Extracted records
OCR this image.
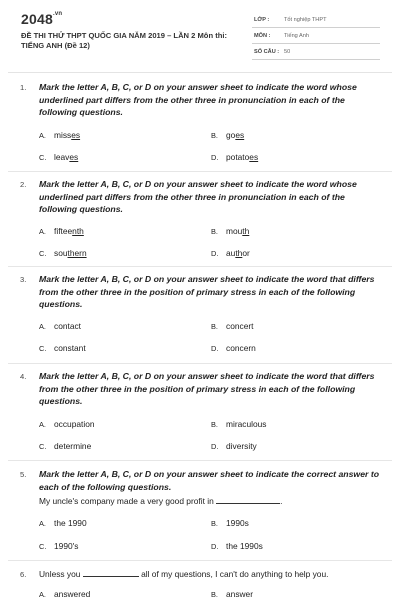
$2048^{.vn}$
ĐỀ THI THỬ THPT QUỐC GIA NĂM 2019 – LẦN 2 Môn thi: TIẾNG ANH (Đề 12)
LỚP :	Tốt nghiệp THPT
MÔN : Tiếng Anh
SỐ CÂU : 50
1. Mark the letter A, B, C, or D on your answer sheet to indicate the word whose underlined part differs from the other three in pronunciation in each of the following questions.
A. misses	B. goes
C. leaves	D. potatoes
2. Mark the letter A, B, C, or D on your answer sheet to indicate the word whose underlined part differs from the other three in pronunciation in each of the following questions.
A. fifteenth	B. mouth
C. southern	D. author
3. Mark the letter A, B, C, or D on your answer sheet to indicate the word that differs from the other three in the position of primary stress in each of the following questions.
A. contact	B. concert
C. constant	D. concern
4. Mark the letter A, B, C, or D on your answer sheet to indicate the word that differs from the other three in the position of primary stress in each of the following questions.
A. occupation	B. miraculous
C. determine	D. diversity
5. Mark the letter A, B, C, or D on your answer sheet to indicate the correct answer to each of the following questions.
My uncle's company made a very good profit in	.
A. the 1990	B. 1990s
C. 1990's	D. the 1990s
6. Unless you	all of my questions, I can't do anything to help you.
A. answered	B. answer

Exercise objective
Write out the full set of lines verbatim, without the pictures.

Response to this task
OCR this image.
$2048^{.vn}$
ĐỀ THI THỬ THPT QUỐC GIA NĂM 2019 – LẦN 2 Môn thi: TIẾNG ANH (Đề 12)
LỚP :	Tốt nghiệp THPT
MÔN : Tiếng Anh
SỐ CÂU : 50
1. Mark the letter A, B, C, or D on your answer sheet to indicate the word whose underlined part differs from the other three in pronunciation in each of the following questions.
A. misses	B. goes
C. leaves	D. potatoes
2. Mark the letter A, B, C, or D on your answer sheet to indicate the word whose underlined part differs from the other three in pronunciation in each of the following questions.
A. fifteenth	B. mouth
C. southern	D. author
3. Mark the letter A, B, C, or D on your answer sheet to indicate the word that differs from the other three in the position of primary stress in each of the following questions.
A. contact	B. concert
C. constant	D. concern
4. Mark the letter A, B, C, or D on your answer sheet to indicate the word that differs from the other three in the position of primary stress in each of the following questions.
A. occupation	B. miraculous
C. determine	D. diversity
5. Mark the letter A, B, C, or D on your answer sheet to indicate the correct answer to each of the following questions.
My uncle's company made a very good profit in	.
A. the 1990	B. 1990s
C. 1990's	D. the 1990s
6. Unless you	all of my questions, I can't do anything to help you.
A. answered	B. answer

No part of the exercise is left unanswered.